Pick out every line in the material below containing the string "curve", with case counting, and copy each one in full.

→ DATA PROVIDED
___

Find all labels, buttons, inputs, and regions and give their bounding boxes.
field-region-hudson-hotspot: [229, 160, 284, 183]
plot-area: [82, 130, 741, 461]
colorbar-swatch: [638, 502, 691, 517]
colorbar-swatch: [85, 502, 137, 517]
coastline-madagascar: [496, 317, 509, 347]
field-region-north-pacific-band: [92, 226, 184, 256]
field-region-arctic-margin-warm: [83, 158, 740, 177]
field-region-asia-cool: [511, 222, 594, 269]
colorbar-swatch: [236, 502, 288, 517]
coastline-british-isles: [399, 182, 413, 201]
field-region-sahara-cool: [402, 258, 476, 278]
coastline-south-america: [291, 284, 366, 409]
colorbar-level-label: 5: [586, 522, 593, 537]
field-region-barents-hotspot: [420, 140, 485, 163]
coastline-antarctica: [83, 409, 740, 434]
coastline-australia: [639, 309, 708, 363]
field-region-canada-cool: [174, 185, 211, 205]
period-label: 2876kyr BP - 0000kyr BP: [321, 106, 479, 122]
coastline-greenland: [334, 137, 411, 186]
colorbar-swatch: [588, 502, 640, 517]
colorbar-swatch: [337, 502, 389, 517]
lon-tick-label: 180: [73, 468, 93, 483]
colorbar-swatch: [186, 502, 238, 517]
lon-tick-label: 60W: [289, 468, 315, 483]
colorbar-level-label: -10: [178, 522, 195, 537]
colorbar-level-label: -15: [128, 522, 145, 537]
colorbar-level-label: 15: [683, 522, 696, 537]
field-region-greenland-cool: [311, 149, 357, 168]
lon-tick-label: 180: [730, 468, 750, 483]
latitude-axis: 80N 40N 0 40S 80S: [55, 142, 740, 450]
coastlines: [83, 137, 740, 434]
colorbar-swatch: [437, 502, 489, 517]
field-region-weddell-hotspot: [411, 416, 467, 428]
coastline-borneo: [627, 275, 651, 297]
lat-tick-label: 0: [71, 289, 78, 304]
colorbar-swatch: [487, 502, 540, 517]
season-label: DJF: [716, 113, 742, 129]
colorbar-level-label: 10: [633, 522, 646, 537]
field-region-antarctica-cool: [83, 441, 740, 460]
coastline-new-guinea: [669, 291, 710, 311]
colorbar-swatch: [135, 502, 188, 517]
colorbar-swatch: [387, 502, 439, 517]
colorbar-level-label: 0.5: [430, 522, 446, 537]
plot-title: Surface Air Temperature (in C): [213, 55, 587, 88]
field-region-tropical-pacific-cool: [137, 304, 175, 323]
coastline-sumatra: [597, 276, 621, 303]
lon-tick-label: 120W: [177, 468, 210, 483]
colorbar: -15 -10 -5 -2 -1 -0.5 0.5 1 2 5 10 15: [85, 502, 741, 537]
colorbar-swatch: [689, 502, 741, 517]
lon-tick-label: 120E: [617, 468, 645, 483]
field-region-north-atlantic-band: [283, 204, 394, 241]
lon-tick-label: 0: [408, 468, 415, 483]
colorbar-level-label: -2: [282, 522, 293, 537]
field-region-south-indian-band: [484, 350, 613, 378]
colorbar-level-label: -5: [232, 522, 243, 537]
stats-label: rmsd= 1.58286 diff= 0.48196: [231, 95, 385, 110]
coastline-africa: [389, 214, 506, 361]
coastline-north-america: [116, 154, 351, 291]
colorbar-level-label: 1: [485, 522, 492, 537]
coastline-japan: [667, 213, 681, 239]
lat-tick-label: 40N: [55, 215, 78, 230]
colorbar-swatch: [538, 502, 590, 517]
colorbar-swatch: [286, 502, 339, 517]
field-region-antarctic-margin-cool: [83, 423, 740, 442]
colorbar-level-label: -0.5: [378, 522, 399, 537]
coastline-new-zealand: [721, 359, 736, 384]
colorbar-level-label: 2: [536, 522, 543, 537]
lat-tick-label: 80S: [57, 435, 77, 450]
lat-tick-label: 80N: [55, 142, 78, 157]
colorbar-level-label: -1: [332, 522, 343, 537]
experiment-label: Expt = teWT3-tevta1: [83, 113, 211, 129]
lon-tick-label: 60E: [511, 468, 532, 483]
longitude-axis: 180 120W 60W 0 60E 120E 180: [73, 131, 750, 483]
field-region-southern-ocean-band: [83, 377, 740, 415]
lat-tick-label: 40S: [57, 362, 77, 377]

___

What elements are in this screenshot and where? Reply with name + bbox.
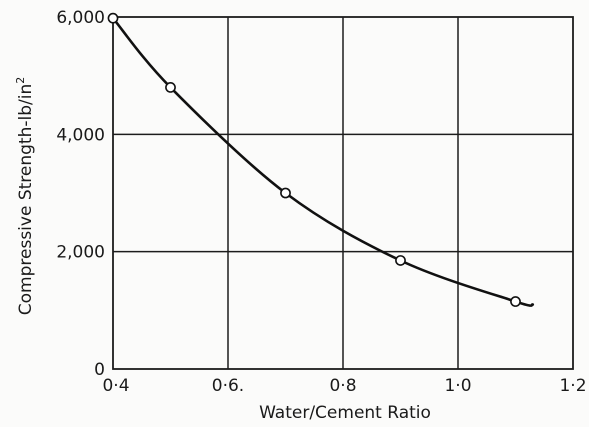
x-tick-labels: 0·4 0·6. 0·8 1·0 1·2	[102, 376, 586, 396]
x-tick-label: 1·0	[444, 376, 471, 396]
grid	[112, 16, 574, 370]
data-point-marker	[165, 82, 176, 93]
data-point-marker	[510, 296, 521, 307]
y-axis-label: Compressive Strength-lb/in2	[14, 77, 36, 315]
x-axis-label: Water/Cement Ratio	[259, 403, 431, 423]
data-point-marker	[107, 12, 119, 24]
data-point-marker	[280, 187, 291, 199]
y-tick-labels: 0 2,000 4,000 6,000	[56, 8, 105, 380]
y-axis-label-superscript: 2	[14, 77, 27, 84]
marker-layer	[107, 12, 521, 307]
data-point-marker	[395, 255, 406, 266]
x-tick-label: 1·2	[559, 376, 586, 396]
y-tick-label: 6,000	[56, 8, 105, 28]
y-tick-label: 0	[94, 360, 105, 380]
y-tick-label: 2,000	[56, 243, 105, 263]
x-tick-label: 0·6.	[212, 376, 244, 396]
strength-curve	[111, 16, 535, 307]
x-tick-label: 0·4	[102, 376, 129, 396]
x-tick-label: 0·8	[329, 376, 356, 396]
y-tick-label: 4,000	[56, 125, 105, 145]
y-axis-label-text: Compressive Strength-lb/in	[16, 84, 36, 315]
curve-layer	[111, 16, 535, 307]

___

→ EXPECTED OUTPUT
strength-curve	[111, 16, 535, 307]
curve-layer	[111, 16, 535, 307]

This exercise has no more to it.